Exercise instructions: Omit every picture, then give all the entries again exactly.

Collection entries:
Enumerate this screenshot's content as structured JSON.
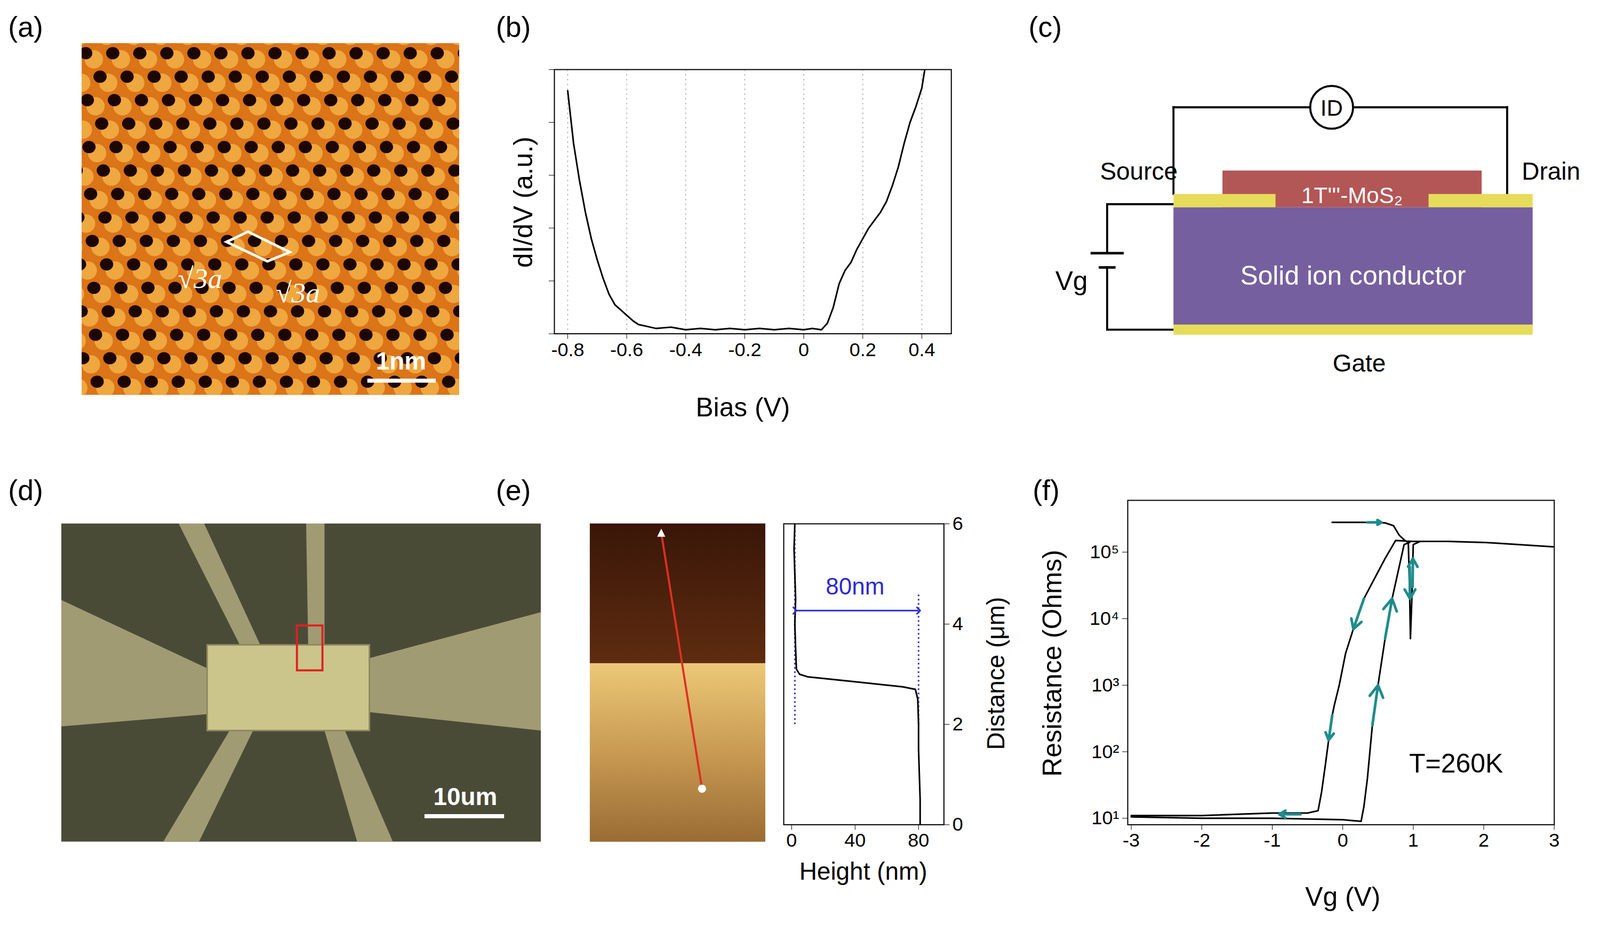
{
  "chart_data": [
    {
      "panel": "(b)",
      "type": "line",
      "x_label": "Bias (V)",
      "y_label": "dI/dV (a.u.)",
      "color": "#000000",
      "x": [
        -0.8,
        -0.78,
        -0.76,
        -0.74,
        -0.72,
        -0.7,
        -0.68,
        -0.66,
        -0.64,
        -0.62,
        -0.6,
        -0.58,
        -0.56,
        -0.54,
        -0.5,
        -0.45,
        -0.4,
        -0.35,
        -0.3,
        -0.25,
        -0.2,
        -0.15,
        -0.1,
        -0.05,
        0,
        0.03,
        0.06,
        0.08,
        0.1,
        0.12,
        0.14,
        0.16,
        0.18,
        0.2,
        0.22,
        0.24,
        0.26,
        0.28,
        0.3,
        0.32,
        0.34,
        0.36,
        0.38,
        0.4,
        0.41
      ],
      "values": [
        0.92,
        0.72,
        0.58,
        0.46,
        0.36,
        0.28,
        0.21,
        0.15,
        0.11,
        0.09,
        0.07,
        0.05,
        0.035,
        0.03,
        0.02,
        0.025,
        0.015,
        0.02,
        0.015,
        0.02,
        0.015,
        0.02,
        0.015,
        0.02,
        0.015,
        0.02,
        0.015,
        0.04,
        0.1,
        0.19,
        0.24,
        0.27,
        0.32,
        0.36,
        0.4,
        0.43,
        0.46,
        0.5,
        0.56,
        0.63,
        0.72,
        0.8,
        0.86,
        0.93,
        1.0
      ],
      "xlim": [
        -0.845,
        0.5
      ],
      "ylim": [
        0,
        1
      ],
      "xticks": [
        -0.8,
        -0.6,
        -0.4,
        -0.2,
        0,
        0.2,
        0.4
      ],
      "yticks": [
        0,
        0.2,
        0.4,
        0.6,
        0.8,
        1
      ],
      "tick_labels": "x",
      "grid": "x"
    },
    {
      "panel": "(e)",
      "type": "line",
      "x_label": "Height (nm)",
      "y_label": "Distance (μm)",
      "color": "#000000",
      "x": [
        81,
        81,
        80.5,
        80,
        80,
        79.5,
        78,
        70,
        40,
        10,
        5,
        3,
        2.5,
        2,
        2.5,
        2,
        1.5,
        2
      ],
      "values": [
        0,
        0.5,
        1,
        1.5,
        2,
        2.5,
        2.7,
        2.75,
        2.85,
        2.95,
        3.0,
        3.1,
        3.5,
        4,
        4.5,
        5,
        5.5,
        6
      ],
      "xlim": [
        -5,
        96
      ],
      "ylim": [
        0,
        6
      ],
      "xticks": [
        0,
        40,
        80
      ],
      "yticks": [
        0,
        2,
        4,
        6
      ],
      "annotation_color": "#2b2bd0",
      "annotations": [
        {
          "text": "80nm",
          "x": 40,
          "y": 4.74
        }
      ],
      "dimension_arrow": {
        "x1": 2,
        "x2": 80,
        "y": 4.27
      },
      "dashed_lines": [
        {
          "x": 2,
          "y1": 2,
          "y2": 5.9
        },
        {
          "x": 80,
          "y1": 2,
          "y2": 4.6
        }
      ]
    },
    {
      "panel": "(f)",
      "type": "line",
      "x_label": "Vg (V)",
      "y_label": "Resistance (Ohms)",
      "color": "#000000",
      "log": "y",
      "x": [
        -0.15,
        0.3,
        0.6,
        0.72,
        0.8,
        0.88,
        0.93,
        0.95,
        0.96,
        0.98,
        1.0,
        1.1,
        1.5,
        2.0,
        2.5,
        3.0,
        2.5,
        2.0,
        1.5,
        1.0,
        0.75,
        0.6,
        0.45,
        0.3,
        0.15,
        0.04,
        -0.05,
        -0.12,
        -0.15,
        -0.2,
        -0.25,
        -0.3,
        -0.35,
        -0.5,
        -1,
        -2,
        -3,
        -3,
        -2,
        -1,
        0,
        0.26,
        0.3,
        0.35,
        0.42,
        0.5,
        0.6,
        0.7,
        0.8,
        0.87,
        0.95
      ],
      "values": [
        280000,
        280000,
        275000,
        250000,
        180000,
        150000,
        140000,
        20000,
        5000,
        20000,
        130000,
        145000,
        145000,
        140000,
        130000,
        120000,
        130000,
        140000,
        145000,
        145000,
        150000,
        80000,
        40000,
        20000,
        7000,
        3000,
        1000,
        500,
        350,
        150,
        60,
        25,
        13,
        12,
        12,
        11,
        11,
        10.5,
        10,
        10,
        9.5,
        9,
        15,
        40,
        250,
        1000,
        5000,
        20000,
        60000,
        130000,
        140000
      ],
      "xlim": [
        -3.05,
        3
      ],
      "ylim": [
        8,
        600000
      ],
      "xticks": [
        -3,
        -2,
        -1,
        0,
        1,
        2,
        3
      ],
      "yticks": [
        {
          "value": 10,
          "label": "10¹"
        },
        {
          "value": 100,
          "label": "10²"
        },
        {
          "value": 1000,
          "label": "10³"
        },
        {
          "value": 10000,
          "label": "10⁴"
        },
        {
          "value": 100000,
          "label": "10⁵"
        }
      ],
      "annotations": [
        {
          "text": "T=260K",
          "x": 0.94,
          "y": 66
        }
      ],
      "arrow_color": "#1f8c8c",
      "arrows": [
        {
          "x1": 0.35,
          "y1": 280000,
          "x2": 0.55,
          "y2": 280000
        },
        {
          "x1": -0.6,
          "y1": 11.5,
          "x2": -0.9,
          "y2": 11.5
        },
        {
          "x1": 0.3,
          "y1": 20000,
          "x2": 0.15,
          "y2": 7000
        },
        {
          "x1": -0.15,
          "y1": 350,
          "x2": -0.2,
          "y2": 150
        },
        {
          "x1": 0.42,
          "y1": 250,
          "x2": 0.5,
          "y2": 1000
        },
        {
          "x1": 0.6,
          "y1": 5000,
          "x2": 0.7,
          "y2": 20000
        },
        {
          "x1": 0.95,
          "y1": 60000,
          "x2": 0.955,
          "y2": 20000
        },
        {
          "x1": 0.99,
          "y1": 30000,
          "x2": 0.995,
          "y2": 80000
        }
      ]
    }
  ],
  "images": {
    "a": {
      "panel": "(a)",
      "lattice_labels": [
        "√3a",
        "√3a"
      ],
      "scale_bar": "1nm"
    },
    "d": {
      "panel": "(d)",
      "scale_bar": "10um"
    },
    "e": {
      "panel": "(e)"
    }
  },
  "diagram": {
    "panel": "(c)",
    "ammeter": "ID",
    "source": "Source",
    "drain": "Drain",
    "channel": "1T'''-MoS₂",
    "substrate": "Solid ion conductor",
    "gate_voltage": "Vg",
    "gate": "Gate"
  }
}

Exercise solution:
Enumerate this screenshot's content as structured JSON.
{
  "chart_data": [
    {
      "panel": "(b)",
      "type": "line",
      "x_label": "Bias (V)",
      "y_label": "dI/dV (a.u.)",
      "color": "#000000",
      "x": [
        -0.8,
        -0.78,
        -0.76,
        -0.74,
        -0.72,
        -0.7,
        -0.68,
        -0.66,
        -0.64,
        -0.62,
        -0.6,
        -0.58,
        -0.56,
        -0.54,
        -0.5,
        -0.45,
        -0.4,
        -0.35,
        -0.3,
        -0.25,
        -0.2,
        -0.15,
        -0.1,
        -0.05,
        0,
        0.03,
        0.06,
        0.08,
        0.1,
        0.12,
        0.14,
        0.16,
        0.18,
        0.2,
        0.22,
        0.24,
        0.26,
        0.28,
        0.3,
        0.32,
        0.34,
        0.36,
        0.38,
        0.4,
        0.41
      ],
      "values": [
        0.92,
        0.72,
        0.58,
        0.46,
        0.36,
        0.28,
        0.21,
        0.15,
        0.11,
        0.09,
        0.07,
        0.05,
        0.035,
        0.03,
        0.02,
        0.025,
        0.015,
        0.02,
        0.015,
        0.02,
        0.015,
        0.02,
        0.015,
        0.02,
        0.015,
        0.02,
        0.015,
        0.04,
        0.1,
        0.19,
        0.24,
        0.27,
        0.32,
        0.36,
        0.4,
        0.43,
        0.46,
        0.5,
        0.56,
        0.63,
        0.72,
        0.8,
        0.86,
        0.93,
        1.0
      ],
      "xlim": [
        -0.845,
        0.5
      ],
      "ylim": [
        0,
        1
      ],
      "xticks": [
        -0.8,
        -0.6,
        -0.4,
        -0.2,
        0,
        0.2,
        0.4
      ],
      "yticks": [
        0,
        0.2,
        0.4,
        0.6,
        0.8,
        1
      ],
      "tick_labels": "x",
      "grid": "x"
    },
    {
      "panel": "(e)",
      "type": "line",
      "x_label": "Height (nm)",
      "y_label": "Distance (μm)",
      "color": "#000000",
      "x": [
        81,
        81,
        80.5,
        80,
        80,
        79.5,
        78,
        70,
        40,
        10,
        5,
        3,
        2.5,
        2,
        2.5,
        2,
        1.5,
        2
      ],
      "values": [
        0,
        0.5,
        1,
        1.5,
        2,
        2.5,
        2.7,
        2.75,
        2.85,
        2.95,
        3.0,
        3.1,
        3.5,
        4,
        4.5,
        5,
        5.5,
        6
      ],
      "xlim": [
        -5,
        96
      ],
      "ylim": [
        0,
        6
      ],
      "xticks": [
        0,
        40,
        80
      ],
      "yticks": [
        0,
        2,
        4,
        6
      ],
      "annotation_color": "#2b2bd0",
      "annotations": [
        {
          "text": "80nm",
          "x": 40,
          "y": 4.74
        }
      ],
      "dimension_arrow": {
        "x1": 2,
        "x2": 80,
        "y": 4.27
      },
      "dashed_lines": [
        {
          "x": 2,
          "y1": 2,
          "y2": 5.9
        },
        {
          "x": 80,
          "y1": 2,
          "y2": 4.6
        }
      ]
    },
    {
      "panel": "(f)",
      "type": "line",
      "x_label": "Vg (V)",
      "y_label": "Resistance (Ohms)",
      "color": "#000000",
      "log": "y",
      "x": [
        -0.15,
        0.3,
        0.6,
        0.72,
        0.8,
        0.88,
        0.93,
        0.95,
        0.96,
        0.98,
        1.0,
        1.1,
        1.5,
        2.0,
        2.5,
        3.0,
        2.5,
        2.0,
        1.5,
        1.0,
        0.75,
        0.6,
        0.45,
        0.3,
        0.15,
        0.04,
        -0.05,
        -0.12,
        -0.15,
        -0.2,
        -0.25,
        -0.3,
        -0.35,
        -0.5,
        -1,
        -2,
        -3,
        -3,
        -2,
        -1,
        0,
        0.26,
        0.3,
        0.35,
        0.42,
        0.5,
        0.6,
        0.7,
        0.8,
        0.87,
        0.95
      ],
      "values": [
        280000,
        280000,
        275000,
        250000,
        180000,
        150000,
        140000,
        20000,
        5000,
        20000,
        130000,
        145000,
        145000,
        140000,
        130000,
        120000,
        130000,
        140000,
        145000,
        145000,
        150000,
        80000,
        40000,
        20000,
        7000,
        3000,
        1000,
        500,
        350,
        150,
        60,
        25,
        13,
        12,
        12,
        11,
        11,
        10.5,
        10,
        10,
        9.5,
        9,
        15,
        40,
        250,
        1000,
        5000,
        20000,
        60000,
        130000,
        140000
      ],
      "xlim": [
        -3.05,
        3
      ],
      "ylim": [
        8,
        600000
      ],
      "xticks": [
        -3,
        -2,
        -1,
        0,
        1,
        2,
        3
      ],
      "yticks": [
        {
          "value": 10,
          "label": "10¹"
        },
        {
          "value": 100,
          "label": "10²"
        },
        {
          "value": 1000,
          "label": "10³"
        },
        {
          "value": 10000,
          "label": "10⁴"
        },
        {
          "value": 100000,
          "label": "10⁵"
        }
      ],
      "annotations": [
        {
          "text": "T=260K",
          "x": 0.94,
          "y": 66
        }
      ],
      "arrow_color": "#1f8c8c",
      "arrows": [
        {
          "x1": 0.35,
          "y1": 280000,
          "x2": 0.55,
          "y2": 280000
        },
        {
          "x1": -0.6,
          "y1": 11.5,
          "x2": -0.9,
          "y2": 11.5
        },
        {
          "x1": 0.3,
          "y1": 20000,
          "x2": 0.15,
          "y2": 7000
        },
        {
          "x1": -0.15,
          "y1": 350,
          "x2": -0.2,
          "y2": 150
        },
        {
          "x1": 0.42,
          "y1": 250,
          "x2": 0.5,
          "y2": 1000
        },
        {
          "x1": 0.6,
          "y1": 5000,
          "x2": 0.7,
          "y2": 20000
        },
        {
          "x1": 0.95,
          "y1": 60000,
          "x2": 0.955,
          "y2": 20000
        },
        {
          "x1": 0.99,
          "y1": 30000,
          "x2": 0.995,
          "y2": 80000
        }
      ]
    }
  ],
  "images": {
    "a": {
      "panel": "(a)",
      "lattice_labels": [
        "√3a",
        "√3a"
      ],
      "scale_bar": "1nm"
    },
    "d": {
      "panel": "(d)",
      "scale_bar": "10um"
    },
    "e": {
      "panel": "(e)"
    }
  },
  "diagram": {
    "panel": "(c)",
    "ammeter": "ID",
    "source": "Source",
    "drain": "Drain",
    "channel": "1T'''-MoS₂",
    "substrate": "Solid ion conductor",
    "gate_voltage": "Vg",
    "gate": "Gate"
  }
}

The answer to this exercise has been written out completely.